## Begin Given records

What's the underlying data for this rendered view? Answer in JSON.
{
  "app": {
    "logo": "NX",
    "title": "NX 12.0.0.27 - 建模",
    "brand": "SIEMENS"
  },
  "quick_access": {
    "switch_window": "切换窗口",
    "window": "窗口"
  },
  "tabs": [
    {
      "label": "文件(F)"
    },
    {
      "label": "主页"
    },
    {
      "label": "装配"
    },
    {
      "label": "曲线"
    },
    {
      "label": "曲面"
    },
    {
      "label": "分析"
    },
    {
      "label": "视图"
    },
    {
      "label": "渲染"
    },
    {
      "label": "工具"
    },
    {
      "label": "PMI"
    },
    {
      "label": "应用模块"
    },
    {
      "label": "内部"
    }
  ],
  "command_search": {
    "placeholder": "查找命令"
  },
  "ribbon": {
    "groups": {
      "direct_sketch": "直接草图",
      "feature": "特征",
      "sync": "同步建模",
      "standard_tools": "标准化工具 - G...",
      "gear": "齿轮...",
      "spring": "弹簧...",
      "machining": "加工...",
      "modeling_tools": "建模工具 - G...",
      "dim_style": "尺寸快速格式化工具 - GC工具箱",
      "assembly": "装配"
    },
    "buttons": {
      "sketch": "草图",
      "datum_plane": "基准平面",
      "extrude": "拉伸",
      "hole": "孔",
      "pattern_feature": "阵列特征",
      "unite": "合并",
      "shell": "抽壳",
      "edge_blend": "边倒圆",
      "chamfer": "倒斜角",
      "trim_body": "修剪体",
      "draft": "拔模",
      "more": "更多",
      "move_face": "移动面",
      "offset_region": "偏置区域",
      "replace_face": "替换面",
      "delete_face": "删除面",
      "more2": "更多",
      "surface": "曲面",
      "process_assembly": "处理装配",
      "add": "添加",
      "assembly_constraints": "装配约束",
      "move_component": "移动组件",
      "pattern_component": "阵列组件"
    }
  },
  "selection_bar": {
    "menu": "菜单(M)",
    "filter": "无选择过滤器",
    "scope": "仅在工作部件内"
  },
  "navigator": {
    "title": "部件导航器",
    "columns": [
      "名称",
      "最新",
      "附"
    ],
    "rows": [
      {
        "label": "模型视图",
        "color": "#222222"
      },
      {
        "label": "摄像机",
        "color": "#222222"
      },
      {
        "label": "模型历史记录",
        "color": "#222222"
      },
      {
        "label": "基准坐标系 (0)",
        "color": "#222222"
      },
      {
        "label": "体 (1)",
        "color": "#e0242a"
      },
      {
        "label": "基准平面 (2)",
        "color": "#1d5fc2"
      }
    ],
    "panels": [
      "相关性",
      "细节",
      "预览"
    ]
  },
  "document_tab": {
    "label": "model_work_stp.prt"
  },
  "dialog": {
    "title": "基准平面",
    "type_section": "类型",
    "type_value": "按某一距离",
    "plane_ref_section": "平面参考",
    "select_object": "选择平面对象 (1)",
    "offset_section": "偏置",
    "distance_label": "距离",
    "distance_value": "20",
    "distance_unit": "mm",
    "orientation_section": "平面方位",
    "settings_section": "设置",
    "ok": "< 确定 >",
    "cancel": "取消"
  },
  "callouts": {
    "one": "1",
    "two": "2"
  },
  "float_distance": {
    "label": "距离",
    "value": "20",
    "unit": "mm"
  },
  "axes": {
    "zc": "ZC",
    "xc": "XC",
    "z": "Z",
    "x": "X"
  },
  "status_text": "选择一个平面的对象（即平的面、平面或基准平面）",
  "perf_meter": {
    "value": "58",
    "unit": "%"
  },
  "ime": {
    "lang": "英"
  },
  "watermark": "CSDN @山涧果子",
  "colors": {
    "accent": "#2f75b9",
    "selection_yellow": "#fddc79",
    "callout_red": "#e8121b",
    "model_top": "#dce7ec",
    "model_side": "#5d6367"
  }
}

## End Given records

Give the records above again, word for word.

## Task result
What's the underlying data for this rendered view? Answer in JSON.
{
  "app": {
    "logo": "NX",
    "title": "NX 12.0.0.27 - 建模",
    "brand": "SIEMENS"
  },
  "quick_access": {
    "switch_window": "切换窗口",
    "window": "窗口"
  },
  "tabs": [
    {
      "label": "文件(F)"
    },
    {
      "label": "主页"
    },
    {
      "label": "装配"
    },
    {
      "label": "曲线"
    },
    {
      "label": "曲面"
    },
    {
      "label": "分析"
    },
    {
      "label": "视图"
    },
    {
      "label": "渲染"
    },
    {
      "label": "工具"
    },
    {
      "label": "PMI"
    },
    {
      "label": "应用模块"
    },
    {
      "label": "内部"
    }
  ],
  "command_search": {
    "placeholder": "查找命令"
  },
  "ribbon": {
    "groups": {
      "direct_sketch": "直接草图",
      "feature": "特征",
      "sync": "同步建模",
      "standard_tools": "标准化工具 - G...",
      "gear": "齿轮...",
      "spring": "弹簧...",
      "machining": "加工...",
      "modeling_tools": "建模工具 - G...",
      "dim_style": "尺寸快速格式化工具 - GC工具箱",
      "assembly": "装配"
    },
    "buttons": {
      "sketch": "草图",
      "datum_plane": "基准平面",
      "extrude": "拉伸",
      "hole": "孔",
      "pattern_feature": "阵列特征",
      "unite": "合并",
      "shell": "抽壳",
      "edge_blend": "边倒圆",
      "chamfer": "倒斜角",
      "trim_body": "修剪体",
      "draft": "拔模",
      "more": "更多",
      "move_face": "移动面",
      "offset_region": "偏置区域",
      "replace_face": "替换面",
      "delete_face": "删除面",
      "more2": "更多",
      "surface": "曲面",
      "process_assembly": "处理装配",
      "add": "添加",
      "assembly_constraints": "装配约束",
      "move_component": "移动组件",
      "pattern_component": "阵列组件"
    }
  },
  "selection_bar": {
    "menu": "菜单(M)",
    "filter": "无选择过滤器",
    "scope": "仅在工作部件内"
  },
  "navigator": {
    "title": "部件导航器",
    "columns": [
      "名称",
      "最新",
      "附"
    ],
    "rows": [
      {
        "label": "模型视图",
        "color": "#222222"
      },
      {
        "label": "摄像机",
        "color": "#222222"
      },
      {
        "label": "模型历史记录",
        "color": "#222222"
      },
      {
        "label": "基准坐标系 (0)",
        "color": "#222222"
      },
      {
        "label": "体 (1)",
        "color": "#e0242a"
      },
      {
        "label": "基准平面 (2)",
        "color": "#1d5fc2"
      }
    ],
    "panels": [
      "相关性",
      "细节",
      "预览"
    ]
  },
  "document_tab": {
    "label": "model_work_stp.prt"
  },
  "dialog": {
    "title": "基准平面",
    "type_section": "类型",
    "type_value": "按某一距离",
    "plane_ref_section": "平面参考",
    "select_object": "选择平面对象 (1)",
    "offset_section": "偏置",
    "distance_label": "距离",
    "distance_value": "20",
    "distance_unit": "mm",
    "orientation_section": "平面方位",
    "settings_section": "设置",
    "ok": "< 确定 >",
    "cancel": "取消"
  },
  "callouts": {
    "one": "1",
    "two": "2"
  },
  "float_distance": {
    "label": "距离",
    "value": "20",
    "unit": "mm"
  },
  "axes": {
    "zc": "ZC",
    "xc": "XC",
    "z": "Z",
    "x": "X"
  },
  "status_text": "选择一个平面的对象（即平的面、平面或基准平面）",
  "perf_meter": {
    "value": "58",
    "unit": "%"
  },
  "ime": {
    "lang": "英"
  },
  "watermark": "CSDN @山涧果子",
  "colors": {
    "accent": "#2f75b9",
    "selection_yellow": "#fddc79",
    "callout_red": "#e8121b",
    "model_top": "#dce7ec",
    "model_side": "#5d6367"
  }
}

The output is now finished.